> _DESCRIPTION OF THE TASK_: Collect every line of the records below that contains the word "this".

> _SOURCE DATA_:
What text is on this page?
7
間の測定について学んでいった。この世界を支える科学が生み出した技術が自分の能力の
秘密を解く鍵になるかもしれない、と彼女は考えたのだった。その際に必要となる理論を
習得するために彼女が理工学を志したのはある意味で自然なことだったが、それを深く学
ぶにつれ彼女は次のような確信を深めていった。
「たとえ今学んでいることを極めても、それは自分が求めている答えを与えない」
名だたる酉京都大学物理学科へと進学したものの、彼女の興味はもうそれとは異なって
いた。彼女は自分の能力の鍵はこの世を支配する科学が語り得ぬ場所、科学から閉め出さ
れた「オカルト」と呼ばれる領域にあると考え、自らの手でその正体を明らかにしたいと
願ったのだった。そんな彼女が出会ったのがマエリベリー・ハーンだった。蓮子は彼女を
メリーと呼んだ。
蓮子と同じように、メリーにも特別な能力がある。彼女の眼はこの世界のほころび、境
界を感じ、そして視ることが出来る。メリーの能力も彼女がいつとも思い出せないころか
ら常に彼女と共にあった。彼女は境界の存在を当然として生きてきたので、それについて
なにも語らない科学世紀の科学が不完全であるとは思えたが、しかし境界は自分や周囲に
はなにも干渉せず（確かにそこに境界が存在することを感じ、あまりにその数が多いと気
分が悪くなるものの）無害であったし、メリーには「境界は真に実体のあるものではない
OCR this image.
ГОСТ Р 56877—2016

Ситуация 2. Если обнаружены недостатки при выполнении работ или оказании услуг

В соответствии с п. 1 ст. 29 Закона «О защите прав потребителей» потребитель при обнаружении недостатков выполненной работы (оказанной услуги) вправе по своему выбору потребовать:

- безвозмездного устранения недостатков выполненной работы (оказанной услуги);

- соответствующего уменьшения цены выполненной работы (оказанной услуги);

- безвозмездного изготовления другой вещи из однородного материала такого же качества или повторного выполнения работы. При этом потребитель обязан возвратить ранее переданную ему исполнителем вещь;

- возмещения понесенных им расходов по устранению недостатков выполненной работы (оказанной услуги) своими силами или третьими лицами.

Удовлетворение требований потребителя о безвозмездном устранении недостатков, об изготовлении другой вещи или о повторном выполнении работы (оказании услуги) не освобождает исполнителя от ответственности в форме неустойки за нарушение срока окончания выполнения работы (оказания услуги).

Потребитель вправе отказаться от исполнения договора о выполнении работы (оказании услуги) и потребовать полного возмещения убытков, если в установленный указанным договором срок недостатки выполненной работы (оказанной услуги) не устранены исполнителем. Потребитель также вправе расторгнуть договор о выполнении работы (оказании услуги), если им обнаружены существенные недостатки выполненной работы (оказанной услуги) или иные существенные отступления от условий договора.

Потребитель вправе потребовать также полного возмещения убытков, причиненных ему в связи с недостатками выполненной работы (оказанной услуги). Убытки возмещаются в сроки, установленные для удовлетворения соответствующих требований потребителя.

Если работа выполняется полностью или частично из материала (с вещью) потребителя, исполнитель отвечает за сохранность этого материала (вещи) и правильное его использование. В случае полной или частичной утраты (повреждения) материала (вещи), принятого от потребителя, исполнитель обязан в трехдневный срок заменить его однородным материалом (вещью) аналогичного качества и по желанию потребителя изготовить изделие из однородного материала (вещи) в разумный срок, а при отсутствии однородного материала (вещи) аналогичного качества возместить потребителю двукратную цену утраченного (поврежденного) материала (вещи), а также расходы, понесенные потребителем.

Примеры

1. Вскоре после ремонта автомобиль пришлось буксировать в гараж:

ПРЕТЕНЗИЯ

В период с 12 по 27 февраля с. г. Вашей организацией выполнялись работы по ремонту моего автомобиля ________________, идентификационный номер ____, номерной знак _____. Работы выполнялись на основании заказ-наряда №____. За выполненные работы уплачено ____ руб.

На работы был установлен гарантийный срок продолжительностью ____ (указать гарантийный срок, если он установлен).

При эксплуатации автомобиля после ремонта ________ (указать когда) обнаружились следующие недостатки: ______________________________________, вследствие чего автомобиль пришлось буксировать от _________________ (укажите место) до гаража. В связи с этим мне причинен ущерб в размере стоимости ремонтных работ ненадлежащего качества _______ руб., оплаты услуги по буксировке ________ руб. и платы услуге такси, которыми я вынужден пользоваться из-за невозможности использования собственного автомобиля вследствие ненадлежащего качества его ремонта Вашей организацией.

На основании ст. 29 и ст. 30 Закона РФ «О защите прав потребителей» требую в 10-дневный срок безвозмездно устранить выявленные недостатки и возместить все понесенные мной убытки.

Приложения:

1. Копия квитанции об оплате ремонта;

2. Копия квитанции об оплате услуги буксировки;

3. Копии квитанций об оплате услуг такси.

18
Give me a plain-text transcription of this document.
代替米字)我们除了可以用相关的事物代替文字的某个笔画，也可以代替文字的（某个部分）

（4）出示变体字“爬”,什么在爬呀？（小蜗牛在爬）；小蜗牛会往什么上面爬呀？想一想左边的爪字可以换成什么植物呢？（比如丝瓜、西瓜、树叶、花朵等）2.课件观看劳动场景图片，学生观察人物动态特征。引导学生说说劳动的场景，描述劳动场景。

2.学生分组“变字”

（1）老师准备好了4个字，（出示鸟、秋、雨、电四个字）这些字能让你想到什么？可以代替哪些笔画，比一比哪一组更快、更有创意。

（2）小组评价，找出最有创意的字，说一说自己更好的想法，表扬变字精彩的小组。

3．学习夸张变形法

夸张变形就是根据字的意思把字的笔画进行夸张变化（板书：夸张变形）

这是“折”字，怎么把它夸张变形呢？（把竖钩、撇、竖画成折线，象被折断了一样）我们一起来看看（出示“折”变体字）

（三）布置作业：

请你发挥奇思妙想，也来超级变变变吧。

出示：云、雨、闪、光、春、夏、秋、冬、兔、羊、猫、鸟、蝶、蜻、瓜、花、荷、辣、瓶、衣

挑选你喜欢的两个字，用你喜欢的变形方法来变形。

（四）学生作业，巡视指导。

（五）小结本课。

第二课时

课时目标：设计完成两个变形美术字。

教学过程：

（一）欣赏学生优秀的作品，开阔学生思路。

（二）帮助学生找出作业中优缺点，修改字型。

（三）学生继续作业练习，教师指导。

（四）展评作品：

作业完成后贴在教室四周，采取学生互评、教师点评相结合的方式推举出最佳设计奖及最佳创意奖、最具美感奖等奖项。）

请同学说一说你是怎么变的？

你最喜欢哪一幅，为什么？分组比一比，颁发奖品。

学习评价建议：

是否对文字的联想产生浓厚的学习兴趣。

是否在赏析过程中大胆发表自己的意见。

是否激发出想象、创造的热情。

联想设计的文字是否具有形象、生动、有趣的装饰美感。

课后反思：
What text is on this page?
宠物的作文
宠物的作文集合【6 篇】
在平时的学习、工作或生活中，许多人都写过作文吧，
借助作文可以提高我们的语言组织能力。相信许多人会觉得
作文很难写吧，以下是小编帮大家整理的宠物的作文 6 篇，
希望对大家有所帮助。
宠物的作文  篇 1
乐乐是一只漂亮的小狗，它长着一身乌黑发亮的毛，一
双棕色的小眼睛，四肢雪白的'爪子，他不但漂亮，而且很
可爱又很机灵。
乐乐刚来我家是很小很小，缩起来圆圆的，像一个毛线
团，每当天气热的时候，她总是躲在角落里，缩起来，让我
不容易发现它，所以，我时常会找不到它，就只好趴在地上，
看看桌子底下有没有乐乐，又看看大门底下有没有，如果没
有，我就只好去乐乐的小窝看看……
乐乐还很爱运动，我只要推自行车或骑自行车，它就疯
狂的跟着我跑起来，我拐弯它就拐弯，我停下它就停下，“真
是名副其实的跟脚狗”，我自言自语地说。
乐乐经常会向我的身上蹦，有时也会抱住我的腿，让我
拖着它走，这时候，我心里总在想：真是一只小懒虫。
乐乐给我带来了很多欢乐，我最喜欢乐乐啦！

> _RESPONSE_:
What text is on this page?
OCR this image.
Give me a plain-text transcription of this document.
What text is on this page?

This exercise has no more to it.